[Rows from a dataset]
((

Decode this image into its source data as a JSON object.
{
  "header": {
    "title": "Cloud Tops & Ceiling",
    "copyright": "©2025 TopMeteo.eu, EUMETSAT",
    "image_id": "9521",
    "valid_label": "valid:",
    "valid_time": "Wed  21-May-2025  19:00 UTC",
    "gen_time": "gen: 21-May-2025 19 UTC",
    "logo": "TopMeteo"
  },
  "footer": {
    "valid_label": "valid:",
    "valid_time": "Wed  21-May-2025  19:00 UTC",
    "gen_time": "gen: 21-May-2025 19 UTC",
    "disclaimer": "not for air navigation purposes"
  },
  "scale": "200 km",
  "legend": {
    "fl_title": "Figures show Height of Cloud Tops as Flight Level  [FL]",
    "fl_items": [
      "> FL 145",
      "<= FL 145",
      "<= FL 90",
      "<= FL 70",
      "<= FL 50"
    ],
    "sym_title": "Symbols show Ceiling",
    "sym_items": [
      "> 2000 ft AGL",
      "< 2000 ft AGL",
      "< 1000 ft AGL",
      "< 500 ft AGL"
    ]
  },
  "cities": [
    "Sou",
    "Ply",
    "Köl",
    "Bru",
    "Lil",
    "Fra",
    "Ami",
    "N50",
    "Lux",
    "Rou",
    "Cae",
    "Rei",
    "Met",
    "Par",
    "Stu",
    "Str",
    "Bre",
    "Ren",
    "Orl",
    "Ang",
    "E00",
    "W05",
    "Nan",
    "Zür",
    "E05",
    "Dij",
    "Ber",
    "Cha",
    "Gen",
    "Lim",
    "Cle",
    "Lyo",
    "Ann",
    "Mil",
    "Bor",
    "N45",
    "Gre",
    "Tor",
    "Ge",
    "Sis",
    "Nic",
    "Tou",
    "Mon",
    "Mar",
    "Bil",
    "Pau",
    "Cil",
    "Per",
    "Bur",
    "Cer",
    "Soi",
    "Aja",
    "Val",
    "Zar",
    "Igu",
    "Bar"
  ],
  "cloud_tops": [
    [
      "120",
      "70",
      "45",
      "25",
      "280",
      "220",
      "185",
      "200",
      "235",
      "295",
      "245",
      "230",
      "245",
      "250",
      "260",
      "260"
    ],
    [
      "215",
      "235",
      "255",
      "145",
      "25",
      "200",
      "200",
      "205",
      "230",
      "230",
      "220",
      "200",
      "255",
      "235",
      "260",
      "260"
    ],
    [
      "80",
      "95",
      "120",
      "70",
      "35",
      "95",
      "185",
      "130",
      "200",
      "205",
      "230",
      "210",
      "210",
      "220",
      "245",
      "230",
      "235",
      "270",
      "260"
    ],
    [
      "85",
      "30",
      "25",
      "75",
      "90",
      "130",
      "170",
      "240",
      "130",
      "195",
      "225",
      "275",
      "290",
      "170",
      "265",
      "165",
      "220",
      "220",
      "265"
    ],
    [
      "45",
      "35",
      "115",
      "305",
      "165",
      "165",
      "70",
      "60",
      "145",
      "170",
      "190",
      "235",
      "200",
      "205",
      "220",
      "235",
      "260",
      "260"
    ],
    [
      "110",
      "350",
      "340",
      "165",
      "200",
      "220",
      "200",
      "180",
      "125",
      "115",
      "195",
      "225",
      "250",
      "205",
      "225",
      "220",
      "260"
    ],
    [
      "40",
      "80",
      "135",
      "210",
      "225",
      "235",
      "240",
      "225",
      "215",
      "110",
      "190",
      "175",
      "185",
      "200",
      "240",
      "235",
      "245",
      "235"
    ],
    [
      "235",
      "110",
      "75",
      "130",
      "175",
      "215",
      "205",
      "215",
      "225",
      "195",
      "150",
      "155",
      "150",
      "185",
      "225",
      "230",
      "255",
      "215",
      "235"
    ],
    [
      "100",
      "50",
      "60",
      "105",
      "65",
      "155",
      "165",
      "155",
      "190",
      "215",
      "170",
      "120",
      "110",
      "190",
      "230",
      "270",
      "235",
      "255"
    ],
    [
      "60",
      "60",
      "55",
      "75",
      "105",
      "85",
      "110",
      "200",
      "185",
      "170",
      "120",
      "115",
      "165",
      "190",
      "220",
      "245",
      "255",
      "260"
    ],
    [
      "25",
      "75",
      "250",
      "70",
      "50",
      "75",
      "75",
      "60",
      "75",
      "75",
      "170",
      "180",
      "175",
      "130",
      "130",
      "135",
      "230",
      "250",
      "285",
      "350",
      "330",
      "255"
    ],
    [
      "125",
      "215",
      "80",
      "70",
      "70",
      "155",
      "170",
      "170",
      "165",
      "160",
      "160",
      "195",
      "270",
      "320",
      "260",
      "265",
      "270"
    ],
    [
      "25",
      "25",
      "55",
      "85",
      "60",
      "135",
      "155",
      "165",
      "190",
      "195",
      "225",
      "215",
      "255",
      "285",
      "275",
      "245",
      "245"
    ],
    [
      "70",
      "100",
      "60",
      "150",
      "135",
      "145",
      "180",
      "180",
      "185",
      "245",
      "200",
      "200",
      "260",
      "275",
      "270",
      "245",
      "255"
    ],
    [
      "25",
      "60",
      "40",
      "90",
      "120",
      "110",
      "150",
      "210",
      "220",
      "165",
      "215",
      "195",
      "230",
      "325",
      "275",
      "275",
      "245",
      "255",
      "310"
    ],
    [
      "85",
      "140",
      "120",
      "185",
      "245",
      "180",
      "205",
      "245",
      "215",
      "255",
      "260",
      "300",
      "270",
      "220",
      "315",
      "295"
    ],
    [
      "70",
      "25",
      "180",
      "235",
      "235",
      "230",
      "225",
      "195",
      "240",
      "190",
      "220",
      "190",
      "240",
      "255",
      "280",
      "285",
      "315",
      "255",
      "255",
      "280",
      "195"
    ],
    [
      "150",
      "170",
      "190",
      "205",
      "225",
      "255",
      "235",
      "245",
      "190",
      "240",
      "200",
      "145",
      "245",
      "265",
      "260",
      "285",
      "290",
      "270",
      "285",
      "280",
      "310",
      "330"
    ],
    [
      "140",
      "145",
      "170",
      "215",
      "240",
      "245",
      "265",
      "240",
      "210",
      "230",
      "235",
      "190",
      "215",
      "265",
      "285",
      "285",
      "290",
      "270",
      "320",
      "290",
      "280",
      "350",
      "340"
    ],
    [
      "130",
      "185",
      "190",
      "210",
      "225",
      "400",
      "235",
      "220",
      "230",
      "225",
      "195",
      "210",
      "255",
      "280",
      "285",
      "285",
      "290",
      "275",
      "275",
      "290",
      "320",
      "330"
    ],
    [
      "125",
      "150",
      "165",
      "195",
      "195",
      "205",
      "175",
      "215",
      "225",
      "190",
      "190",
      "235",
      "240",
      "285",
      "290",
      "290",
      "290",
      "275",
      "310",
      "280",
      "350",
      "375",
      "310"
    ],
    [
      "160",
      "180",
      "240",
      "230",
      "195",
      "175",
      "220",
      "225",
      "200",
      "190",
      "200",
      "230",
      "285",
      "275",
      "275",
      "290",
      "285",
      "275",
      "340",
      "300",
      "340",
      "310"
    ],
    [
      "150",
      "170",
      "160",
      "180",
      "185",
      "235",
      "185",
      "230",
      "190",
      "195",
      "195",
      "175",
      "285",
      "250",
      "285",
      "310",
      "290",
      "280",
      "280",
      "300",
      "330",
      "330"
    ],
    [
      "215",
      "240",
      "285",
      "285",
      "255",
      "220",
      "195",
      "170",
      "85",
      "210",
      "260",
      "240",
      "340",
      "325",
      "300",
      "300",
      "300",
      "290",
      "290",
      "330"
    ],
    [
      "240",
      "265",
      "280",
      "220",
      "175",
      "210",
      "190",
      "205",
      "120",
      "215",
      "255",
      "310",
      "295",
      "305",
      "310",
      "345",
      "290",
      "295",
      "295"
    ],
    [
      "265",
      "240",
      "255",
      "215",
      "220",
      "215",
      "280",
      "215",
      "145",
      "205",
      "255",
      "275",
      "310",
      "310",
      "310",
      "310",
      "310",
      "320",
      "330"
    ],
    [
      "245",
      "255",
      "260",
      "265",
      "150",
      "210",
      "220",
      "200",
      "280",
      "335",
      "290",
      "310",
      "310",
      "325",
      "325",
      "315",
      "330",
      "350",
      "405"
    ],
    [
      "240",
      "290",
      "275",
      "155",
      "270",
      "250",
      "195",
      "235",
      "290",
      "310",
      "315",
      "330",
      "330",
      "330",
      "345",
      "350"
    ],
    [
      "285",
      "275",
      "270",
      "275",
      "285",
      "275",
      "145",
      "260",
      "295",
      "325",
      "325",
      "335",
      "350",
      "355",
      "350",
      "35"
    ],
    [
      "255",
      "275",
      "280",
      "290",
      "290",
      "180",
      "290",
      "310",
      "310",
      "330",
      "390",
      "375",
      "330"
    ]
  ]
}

))

Select and copy every line from the records that includes the word "TopMeteo".

FINAL ANSWER:
    "copyright": "©2025 TopMeteo.eu, EUMETSAT",
    "logo": "TopMeteo"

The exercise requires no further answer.